The request: Scan the records and identify every line in which the string "tRNA" occurs, then return those lines.
* start Input data *
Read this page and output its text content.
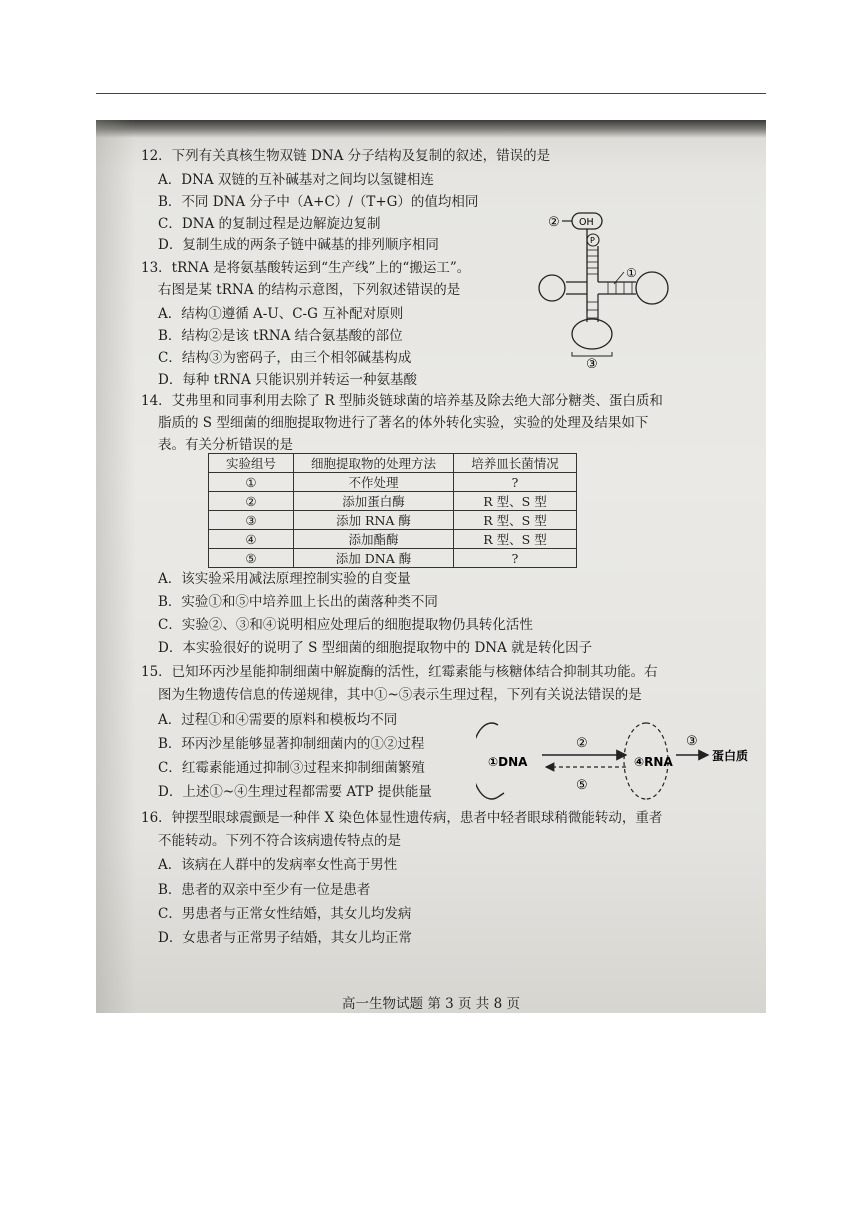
12．下列有关真核生物双链 DNA 分子结构及复制的叙述，错误的是
A．DNA 双链的互补碱基对之间均以氢键相连
B．不同 DNA 分子中（A+C）/（T+G）的值均相同
C．DNA 的复制过程是边解旋边复制
D．复制生成的两条子链中碱基的排列顺序相同
13．tRNA 是将氨基酸转运到“生产线”上的“搬运工”。
右图是某 tRNA 的结构示意图，下列叙述错误的是
A．结构①遵循 A-U、C-G 互补配对原则
B．结构②是该 tRNA 结合氨基酸的部位
C．结构③为密码子，由三个相邻碱基构成
D．每种 tRNA 只能识别并转运一种氨基酸
② OH
P
①
③
14．艾弗里和同事利用去除了 R 型肺炎链球菌的培养基及除去绝大部分糖类、蛋白质和
脂质的 S 型细菌的细胞提取物进行了著名的体外转化实验，实验的处理及结果如下
表。有关分析错误的是
实验组号	细胞提取物的处理方法	培养皿长菌情况
①	不作处理	?
②	添加蛋白酶	R 型、S 型
③	添加 RNA 酶	R 型、S 型
④	添加酯酶	R 型、S 型
⑤	添加 DNA 酶	?
A．该实验采用减法原理控制实验的自变量
B．实验①和⑤中培养皿上长出的菌落种类不同
C．实验②、③和④说明相应处理后的细胞提取物仍具转化活性
D．本实验很好的说明了 S 型细菌的细胞提取物中的 DNA 就是转化因子
15．已知环丙沙星能抑制细菌中解旋酶的活性，红霉素能与核糖体结合抑制其功能。右
图为生物遗传信息的传递规律，其中①~⑤表示生理过程，下列有关说法错误的是
A．过程①和④需要的原料和模板均不同
B．环丙沙星能够显著抑制细菌内的①②过程
C．红霉素能通过抑制③过程来抑制细菌繁殖
D．上述①~④生理过程都需要 ATP 提供能量
①DNA
②
⑤
④RNA
③
蛋白质
16．钟摆型眼球震颤是一种伴 X 染色体显性遗传病，患者中轻者眼球稍微能转动，重者
不能转动。下列不符合该病遗传特点的是
A．该病在人群中的发病率女性高于男性
B．患者的双亲中至少有一位是患者
C．男患者与正常女性结婚，其女儿均发病
D．女患者与正常男子结婚，其女儿均正常
高一生物试题 第 3 页 共 8 页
* end Input data *
Expected answer:
13．tRNA 是将氨基酸转运到“生产线”上的“搬运工”。
右图是某 tRNA 的结构示意图，下列叙述错误的是
B．结构②是该 tRNA 结合氨基酸的部位
D．每种 tRNA 只能识别并转运一种氨基酸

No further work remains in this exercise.